(Extracted records)
>> Start

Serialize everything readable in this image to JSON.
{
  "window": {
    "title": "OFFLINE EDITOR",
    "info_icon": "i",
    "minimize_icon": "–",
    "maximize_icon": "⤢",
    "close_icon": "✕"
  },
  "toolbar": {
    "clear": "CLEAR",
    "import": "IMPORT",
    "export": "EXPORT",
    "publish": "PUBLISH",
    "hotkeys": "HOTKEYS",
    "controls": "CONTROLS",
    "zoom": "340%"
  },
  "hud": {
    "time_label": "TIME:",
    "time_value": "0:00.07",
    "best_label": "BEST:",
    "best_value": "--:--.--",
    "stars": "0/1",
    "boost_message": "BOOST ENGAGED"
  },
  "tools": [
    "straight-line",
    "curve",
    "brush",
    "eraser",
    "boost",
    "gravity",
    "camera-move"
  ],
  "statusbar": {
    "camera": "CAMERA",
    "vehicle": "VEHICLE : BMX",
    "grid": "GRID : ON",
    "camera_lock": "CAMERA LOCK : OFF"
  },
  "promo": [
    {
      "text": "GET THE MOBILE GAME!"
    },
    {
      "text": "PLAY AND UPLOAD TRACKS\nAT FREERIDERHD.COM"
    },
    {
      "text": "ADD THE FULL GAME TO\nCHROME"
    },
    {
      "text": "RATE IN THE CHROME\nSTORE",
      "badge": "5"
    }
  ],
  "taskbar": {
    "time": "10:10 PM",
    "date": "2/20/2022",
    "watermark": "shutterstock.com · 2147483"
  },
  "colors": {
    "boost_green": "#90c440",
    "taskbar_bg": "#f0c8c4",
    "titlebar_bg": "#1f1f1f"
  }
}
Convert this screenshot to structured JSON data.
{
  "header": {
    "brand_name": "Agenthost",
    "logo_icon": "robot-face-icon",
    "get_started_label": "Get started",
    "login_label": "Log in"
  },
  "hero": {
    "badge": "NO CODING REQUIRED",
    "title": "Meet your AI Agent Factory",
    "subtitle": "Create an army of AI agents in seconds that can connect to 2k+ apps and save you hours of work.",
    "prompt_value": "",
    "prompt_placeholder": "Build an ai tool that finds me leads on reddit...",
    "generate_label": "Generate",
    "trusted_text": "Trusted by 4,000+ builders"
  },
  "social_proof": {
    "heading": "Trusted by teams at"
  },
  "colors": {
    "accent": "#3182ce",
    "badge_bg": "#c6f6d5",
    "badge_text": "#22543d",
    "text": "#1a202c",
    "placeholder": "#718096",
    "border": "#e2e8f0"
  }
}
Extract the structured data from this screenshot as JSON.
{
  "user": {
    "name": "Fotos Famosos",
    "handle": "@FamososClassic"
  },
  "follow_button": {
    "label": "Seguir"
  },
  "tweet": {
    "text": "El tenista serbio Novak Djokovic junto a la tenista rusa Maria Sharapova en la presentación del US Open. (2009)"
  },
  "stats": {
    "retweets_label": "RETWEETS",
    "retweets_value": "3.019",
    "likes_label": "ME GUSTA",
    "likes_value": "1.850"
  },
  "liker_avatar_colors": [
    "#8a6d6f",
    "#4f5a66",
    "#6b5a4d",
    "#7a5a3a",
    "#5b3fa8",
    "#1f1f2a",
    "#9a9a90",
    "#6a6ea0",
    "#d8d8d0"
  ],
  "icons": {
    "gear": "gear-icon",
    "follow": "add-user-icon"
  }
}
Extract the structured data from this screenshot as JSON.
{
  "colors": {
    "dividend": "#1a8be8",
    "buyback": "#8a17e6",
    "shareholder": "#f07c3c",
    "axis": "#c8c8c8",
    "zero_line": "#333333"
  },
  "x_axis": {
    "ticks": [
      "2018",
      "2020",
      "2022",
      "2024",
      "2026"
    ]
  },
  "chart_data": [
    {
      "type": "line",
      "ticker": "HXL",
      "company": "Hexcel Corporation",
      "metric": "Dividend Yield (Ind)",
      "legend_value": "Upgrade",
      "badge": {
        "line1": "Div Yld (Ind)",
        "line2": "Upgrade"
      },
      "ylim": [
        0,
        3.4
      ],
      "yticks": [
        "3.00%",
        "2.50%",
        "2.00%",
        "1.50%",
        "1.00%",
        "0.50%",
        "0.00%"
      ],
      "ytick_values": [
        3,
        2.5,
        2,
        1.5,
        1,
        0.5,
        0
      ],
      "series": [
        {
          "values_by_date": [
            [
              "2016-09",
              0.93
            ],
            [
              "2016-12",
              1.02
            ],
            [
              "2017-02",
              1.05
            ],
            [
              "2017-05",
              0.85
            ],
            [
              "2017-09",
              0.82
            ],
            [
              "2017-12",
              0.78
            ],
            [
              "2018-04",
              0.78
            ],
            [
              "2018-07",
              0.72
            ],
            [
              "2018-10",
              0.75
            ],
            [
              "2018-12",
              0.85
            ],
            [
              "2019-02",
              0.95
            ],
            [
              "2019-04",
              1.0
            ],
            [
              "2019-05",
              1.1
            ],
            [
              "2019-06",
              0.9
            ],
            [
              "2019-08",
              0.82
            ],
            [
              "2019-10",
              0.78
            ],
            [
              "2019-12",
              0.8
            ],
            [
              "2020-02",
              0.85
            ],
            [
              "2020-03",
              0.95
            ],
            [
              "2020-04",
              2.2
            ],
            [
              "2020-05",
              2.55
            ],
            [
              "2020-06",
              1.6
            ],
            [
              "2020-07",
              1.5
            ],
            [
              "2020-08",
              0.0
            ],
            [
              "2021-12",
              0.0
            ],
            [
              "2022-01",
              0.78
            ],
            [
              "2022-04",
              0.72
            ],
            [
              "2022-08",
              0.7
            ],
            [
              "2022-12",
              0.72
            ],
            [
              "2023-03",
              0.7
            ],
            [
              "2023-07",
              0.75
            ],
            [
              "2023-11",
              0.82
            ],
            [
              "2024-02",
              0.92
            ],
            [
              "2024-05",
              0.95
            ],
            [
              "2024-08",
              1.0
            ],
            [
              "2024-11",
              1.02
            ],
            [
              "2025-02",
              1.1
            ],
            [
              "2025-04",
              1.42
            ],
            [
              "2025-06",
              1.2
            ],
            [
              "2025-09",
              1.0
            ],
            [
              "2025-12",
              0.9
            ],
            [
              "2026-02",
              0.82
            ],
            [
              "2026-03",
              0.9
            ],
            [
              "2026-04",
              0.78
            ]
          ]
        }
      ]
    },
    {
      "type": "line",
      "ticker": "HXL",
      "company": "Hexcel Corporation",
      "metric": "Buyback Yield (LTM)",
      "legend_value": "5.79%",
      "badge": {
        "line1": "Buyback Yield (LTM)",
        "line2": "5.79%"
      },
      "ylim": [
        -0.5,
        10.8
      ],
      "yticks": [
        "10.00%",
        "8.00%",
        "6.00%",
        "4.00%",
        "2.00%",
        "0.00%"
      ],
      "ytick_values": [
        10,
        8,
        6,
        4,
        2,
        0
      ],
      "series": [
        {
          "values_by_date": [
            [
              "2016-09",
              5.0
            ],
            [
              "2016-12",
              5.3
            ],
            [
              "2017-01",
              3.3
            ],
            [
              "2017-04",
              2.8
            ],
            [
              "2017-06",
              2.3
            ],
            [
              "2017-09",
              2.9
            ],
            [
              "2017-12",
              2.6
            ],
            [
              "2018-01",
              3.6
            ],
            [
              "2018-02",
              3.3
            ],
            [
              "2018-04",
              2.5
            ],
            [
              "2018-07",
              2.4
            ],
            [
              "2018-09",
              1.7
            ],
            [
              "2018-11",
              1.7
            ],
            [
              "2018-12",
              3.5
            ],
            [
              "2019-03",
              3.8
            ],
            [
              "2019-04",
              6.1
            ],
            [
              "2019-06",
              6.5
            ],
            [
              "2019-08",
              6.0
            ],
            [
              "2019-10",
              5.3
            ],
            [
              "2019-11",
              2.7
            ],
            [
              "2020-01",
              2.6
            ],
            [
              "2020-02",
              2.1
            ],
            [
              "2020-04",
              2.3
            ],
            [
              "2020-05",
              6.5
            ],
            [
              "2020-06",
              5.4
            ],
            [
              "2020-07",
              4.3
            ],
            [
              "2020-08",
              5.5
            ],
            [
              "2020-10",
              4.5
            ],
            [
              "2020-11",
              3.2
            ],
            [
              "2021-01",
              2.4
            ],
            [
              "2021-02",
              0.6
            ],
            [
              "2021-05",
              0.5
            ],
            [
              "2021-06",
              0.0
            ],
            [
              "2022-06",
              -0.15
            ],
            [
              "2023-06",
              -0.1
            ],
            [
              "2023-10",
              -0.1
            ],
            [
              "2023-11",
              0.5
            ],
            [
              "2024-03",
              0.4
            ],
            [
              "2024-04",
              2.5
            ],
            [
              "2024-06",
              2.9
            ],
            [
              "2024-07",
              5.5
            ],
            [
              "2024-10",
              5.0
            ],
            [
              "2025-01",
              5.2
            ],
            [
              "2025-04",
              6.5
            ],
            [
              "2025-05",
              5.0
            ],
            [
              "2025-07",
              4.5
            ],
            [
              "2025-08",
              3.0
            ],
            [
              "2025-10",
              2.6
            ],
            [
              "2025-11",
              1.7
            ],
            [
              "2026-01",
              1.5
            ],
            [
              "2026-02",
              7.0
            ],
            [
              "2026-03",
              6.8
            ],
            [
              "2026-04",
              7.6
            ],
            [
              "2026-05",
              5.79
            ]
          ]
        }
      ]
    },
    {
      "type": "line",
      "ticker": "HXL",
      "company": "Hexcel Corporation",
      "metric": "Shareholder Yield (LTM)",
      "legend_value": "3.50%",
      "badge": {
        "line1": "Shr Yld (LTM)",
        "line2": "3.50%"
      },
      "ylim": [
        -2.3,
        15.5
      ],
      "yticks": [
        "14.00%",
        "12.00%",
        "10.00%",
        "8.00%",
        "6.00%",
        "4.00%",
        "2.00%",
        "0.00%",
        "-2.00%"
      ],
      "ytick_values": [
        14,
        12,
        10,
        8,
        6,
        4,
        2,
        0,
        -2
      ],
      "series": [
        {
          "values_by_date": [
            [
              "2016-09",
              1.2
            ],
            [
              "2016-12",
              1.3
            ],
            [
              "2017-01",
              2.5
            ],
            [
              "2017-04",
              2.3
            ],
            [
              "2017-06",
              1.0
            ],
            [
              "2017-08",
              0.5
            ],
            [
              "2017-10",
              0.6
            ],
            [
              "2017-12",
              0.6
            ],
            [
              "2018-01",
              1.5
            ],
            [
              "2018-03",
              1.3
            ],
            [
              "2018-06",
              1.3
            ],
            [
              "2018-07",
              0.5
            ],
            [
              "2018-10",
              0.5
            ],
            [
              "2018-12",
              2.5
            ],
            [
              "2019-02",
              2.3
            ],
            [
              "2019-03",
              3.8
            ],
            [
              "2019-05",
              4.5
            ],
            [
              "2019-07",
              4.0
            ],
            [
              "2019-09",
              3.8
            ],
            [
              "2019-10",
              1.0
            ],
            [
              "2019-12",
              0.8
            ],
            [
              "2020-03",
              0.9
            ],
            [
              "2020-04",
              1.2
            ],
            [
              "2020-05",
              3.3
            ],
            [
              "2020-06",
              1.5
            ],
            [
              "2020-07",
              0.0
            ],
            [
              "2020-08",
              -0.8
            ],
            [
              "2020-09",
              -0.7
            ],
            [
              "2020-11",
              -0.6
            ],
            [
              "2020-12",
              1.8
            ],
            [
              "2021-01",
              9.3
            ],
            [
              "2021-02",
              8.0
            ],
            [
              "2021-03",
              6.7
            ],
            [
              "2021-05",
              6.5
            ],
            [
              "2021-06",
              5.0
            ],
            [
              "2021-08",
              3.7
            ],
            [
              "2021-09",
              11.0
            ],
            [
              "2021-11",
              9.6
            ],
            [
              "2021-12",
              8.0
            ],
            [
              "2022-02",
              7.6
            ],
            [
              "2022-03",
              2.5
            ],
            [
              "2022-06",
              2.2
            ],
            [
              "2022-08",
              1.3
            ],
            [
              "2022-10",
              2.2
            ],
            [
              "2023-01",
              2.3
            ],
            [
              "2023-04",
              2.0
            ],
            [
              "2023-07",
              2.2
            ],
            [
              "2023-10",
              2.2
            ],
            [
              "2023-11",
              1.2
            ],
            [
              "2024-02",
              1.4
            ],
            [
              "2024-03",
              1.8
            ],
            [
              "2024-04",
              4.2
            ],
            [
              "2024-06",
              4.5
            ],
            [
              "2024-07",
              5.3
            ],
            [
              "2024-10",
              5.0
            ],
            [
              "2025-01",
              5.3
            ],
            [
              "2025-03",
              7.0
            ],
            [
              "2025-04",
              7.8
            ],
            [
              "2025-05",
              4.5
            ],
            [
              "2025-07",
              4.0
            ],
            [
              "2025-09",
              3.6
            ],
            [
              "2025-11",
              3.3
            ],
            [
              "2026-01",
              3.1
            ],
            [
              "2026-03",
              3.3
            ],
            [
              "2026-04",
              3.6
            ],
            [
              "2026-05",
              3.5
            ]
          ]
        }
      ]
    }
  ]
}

>> End

Go through the material line by line. Show each line that contains the string "Trusted".

**RESULT FOR THIS TASK:**
    "trusted_text": "Trusted by 4,000+ builders"
    "heading": "Trusted by teams at"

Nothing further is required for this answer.